> [RAW RECORDS]:
========================================================================
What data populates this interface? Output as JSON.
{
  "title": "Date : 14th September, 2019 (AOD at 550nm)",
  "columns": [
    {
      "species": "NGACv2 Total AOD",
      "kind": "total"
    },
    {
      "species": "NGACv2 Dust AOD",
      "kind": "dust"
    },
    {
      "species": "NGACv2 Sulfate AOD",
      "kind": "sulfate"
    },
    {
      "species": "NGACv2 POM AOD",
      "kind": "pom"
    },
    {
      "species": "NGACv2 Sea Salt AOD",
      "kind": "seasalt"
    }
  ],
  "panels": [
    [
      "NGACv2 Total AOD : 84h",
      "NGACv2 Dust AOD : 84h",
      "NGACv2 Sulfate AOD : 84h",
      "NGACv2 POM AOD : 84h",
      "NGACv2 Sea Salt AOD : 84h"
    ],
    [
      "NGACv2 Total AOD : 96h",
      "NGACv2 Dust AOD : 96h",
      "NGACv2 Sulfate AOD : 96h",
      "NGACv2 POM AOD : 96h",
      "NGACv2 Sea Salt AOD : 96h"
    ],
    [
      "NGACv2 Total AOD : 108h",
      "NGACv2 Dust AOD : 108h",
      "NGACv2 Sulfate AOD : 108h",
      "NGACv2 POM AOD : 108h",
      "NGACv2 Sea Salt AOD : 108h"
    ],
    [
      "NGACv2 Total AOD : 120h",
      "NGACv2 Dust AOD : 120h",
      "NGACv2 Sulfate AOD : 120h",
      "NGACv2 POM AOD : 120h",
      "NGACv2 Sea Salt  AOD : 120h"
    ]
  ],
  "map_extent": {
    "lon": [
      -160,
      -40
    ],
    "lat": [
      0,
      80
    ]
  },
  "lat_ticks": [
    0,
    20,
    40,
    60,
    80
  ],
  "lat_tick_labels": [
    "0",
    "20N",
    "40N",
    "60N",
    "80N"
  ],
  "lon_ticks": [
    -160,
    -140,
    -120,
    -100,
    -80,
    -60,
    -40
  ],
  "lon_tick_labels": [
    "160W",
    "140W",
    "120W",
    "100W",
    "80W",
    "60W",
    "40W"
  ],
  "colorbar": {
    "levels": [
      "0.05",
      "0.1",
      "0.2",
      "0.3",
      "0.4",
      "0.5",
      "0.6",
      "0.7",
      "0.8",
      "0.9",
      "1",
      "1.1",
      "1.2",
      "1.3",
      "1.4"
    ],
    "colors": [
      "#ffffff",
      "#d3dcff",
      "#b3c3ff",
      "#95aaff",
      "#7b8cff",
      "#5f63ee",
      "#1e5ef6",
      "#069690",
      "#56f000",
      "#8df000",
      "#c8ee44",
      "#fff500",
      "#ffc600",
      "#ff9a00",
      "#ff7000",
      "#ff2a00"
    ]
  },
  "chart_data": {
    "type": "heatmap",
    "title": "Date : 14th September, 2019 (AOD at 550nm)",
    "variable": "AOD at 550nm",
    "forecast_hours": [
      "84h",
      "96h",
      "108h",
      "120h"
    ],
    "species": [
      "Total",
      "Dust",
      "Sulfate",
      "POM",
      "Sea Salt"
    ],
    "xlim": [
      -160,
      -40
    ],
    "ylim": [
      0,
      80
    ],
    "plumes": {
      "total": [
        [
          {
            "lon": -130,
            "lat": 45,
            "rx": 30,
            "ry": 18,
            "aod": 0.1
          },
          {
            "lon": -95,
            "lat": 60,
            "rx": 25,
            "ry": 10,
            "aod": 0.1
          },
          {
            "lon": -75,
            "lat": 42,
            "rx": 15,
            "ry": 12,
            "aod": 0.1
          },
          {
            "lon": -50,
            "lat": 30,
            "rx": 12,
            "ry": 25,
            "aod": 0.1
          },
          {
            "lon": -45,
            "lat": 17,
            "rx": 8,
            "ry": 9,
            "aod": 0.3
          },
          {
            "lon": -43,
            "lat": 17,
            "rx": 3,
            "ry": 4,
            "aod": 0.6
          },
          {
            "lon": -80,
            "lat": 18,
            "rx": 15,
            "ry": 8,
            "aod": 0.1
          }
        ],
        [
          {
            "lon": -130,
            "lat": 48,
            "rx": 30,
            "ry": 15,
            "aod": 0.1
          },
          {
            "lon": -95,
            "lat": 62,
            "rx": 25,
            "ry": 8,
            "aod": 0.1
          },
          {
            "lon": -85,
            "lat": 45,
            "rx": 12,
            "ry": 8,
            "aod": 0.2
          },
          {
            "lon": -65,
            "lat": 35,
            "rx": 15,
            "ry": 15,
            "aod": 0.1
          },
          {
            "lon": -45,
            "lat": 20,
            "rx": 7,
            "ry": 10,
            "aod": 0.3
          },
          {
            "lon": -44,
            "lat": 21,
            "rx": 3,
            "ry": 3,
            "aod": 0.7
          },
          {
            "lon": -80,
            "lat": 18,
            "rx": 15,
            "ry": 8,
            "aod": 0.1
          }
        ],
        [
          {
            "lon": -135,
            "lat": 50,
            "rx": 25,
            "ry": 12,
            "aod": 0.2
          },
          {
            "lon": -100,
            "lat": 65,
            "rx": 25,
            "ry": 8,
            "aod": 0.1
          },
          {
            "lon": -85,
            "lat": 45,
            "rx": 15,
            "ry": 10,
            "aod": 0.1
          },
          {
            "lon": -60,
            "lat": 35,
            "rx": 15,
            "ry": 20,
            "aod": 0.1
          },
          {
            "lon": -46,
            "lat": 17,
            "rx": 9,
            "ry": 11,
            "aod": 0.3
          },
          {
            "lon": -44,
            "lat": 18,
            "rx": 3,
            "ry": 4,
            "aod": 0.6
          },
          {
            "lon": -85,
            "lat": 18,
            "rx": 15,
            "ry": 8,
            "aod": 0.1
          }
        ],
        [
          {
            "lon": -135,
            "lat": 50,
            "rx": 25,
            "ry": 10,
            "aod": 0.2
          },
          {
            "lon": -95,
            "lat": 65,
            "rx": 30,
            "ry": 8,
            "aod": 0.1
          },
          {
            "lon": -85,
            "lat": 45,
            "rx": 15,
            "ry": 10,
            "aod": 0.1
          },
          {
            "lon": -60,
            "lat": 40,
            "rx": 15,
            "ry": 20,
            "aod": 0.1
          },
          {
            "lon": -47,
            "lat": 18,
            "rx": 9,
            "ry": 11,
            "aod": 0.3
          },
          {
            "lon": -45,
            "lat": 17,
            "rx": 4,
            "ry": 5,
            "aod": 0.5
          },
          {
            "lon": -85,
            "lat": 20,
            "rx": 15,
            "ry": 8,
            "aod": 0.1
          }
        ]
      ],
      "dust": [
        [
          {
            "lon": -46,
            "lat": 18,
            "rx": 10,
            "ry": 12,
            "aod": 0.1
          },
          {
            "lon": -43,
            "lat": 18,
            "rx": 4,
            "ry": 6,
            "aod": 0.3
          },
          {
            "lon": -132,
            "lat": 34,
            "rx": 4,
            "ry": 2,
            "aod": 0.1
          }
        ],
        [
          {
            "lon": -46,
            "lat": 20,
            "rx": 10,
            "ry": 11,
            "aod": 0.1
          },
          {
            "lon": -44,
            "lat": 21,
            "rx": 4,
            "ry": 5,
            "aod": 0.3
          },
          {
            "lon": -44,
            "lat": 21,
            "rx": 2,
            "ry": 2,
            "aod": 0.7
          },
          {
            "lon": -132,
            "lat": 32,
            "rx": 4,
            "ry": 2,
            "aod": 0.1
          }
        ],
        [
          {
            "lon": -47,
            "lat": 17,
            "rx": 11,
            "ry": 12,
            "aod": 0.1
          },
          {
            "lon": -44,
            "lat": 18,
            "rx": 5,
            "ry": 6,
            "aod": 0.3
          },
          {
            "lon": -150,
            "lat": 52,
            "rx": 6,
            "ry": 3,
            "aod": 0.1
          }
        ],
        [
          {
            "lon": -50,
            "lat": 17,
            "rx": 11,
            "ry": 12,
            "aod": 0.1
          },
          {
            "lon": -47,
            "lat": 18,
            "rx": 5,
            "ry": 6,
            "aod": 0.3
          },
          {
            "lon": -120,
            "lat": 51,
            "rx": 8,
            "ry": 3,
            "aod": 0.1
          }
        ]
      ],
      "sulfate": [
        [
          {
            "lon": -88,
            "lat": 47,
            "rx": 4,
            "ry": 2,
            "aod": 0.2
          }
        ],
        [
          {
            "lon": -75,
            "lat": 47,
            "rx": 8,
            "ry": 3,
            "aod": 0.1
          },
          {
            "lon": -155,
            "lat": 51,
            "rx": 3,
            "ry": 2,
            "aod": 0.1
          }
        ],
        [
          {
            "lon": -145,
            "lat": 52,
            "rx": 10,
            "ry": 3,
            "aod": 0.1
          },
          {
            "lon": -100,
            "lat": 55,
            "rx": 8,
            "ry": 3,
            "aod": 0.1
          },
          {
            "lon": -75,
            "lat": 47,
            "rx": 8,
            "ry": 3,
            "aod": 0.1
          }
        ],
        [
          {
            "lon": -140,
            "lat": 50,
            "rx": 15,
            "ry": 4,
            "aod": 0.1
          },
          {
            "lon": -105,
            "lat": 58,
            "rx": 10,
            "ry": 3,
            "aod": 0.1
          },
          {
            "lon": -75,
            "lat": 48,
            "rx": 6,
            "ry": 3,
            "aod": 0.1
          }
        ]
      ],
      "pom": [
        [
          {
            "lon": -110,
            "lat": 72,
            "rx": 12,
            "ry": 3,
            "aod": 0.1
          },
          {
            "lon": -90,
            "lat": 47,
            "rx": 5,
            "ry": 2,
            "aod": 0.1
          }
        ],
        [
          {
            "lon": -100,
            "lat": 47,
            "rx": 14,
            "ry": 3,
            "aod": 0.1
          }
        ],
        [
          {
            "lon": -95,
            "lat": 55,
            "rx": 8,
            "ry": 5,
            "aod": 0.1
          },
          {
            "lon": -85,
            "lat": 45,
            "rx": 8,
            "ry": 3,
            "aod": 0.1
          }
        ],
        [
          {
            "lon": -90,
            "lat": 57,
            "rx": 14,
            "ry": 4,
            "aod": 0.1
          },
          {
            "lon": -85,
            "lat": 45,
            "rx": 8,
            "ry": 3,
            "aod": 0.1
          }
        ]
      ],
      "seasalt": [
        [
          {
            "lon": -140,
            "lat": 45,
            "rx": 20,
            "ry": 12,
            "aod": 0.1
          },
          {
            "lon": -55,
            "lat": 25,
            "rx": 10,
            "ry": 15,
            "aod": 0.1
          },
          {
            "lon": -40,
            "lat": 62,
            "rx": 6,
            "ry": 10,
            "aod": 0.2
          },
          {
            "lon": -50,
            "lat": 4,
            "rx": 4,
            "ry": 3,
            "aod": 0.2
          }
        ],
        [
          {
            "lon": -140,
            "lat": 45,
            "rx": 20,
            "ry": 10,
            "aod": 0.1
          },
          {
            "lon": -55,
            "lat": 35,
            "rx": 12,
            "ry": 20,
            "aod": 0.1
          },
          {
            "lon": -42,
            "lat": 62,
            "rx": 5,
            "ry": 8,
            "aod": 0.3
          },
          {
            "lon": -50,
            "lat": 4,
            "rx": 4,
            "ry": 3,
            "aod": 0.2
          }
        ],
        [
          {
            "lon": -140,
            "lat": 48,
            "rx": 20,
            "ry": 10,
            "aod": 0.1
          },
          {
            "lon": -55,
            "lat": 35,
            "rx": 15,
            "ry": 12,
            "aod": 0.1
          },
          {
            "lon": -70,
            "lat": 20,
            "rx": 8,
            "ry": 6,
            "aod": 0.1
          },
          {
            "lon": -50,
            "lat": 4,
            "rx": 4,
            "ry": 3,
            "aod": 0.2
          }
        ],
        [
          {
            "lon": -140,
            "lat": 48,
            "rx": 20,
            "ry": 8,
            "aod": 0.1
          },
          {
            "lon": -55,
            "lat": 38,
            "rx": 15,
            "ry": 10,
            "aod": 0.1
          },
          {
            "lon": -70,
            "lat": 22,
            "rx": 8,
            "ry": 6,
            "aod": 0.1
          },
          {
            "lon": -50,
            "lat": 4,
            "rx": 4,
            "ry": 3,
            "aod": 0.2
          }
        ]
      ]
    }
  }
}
========================================================================
> [REQUIRED TASK]: Identify and copy all lines with the word "species".

> [ANSWER FOR THE TASK]:
      "species": "NGACv2 Total AOD",
      "species": "NGACv2 Dust AOD",
      "species": "NGACv2 Sulfate AOD",
      "species": "NGACv2 POM AOD",
      "species": "NGACv2 Sea Salt AOD",
    "species": [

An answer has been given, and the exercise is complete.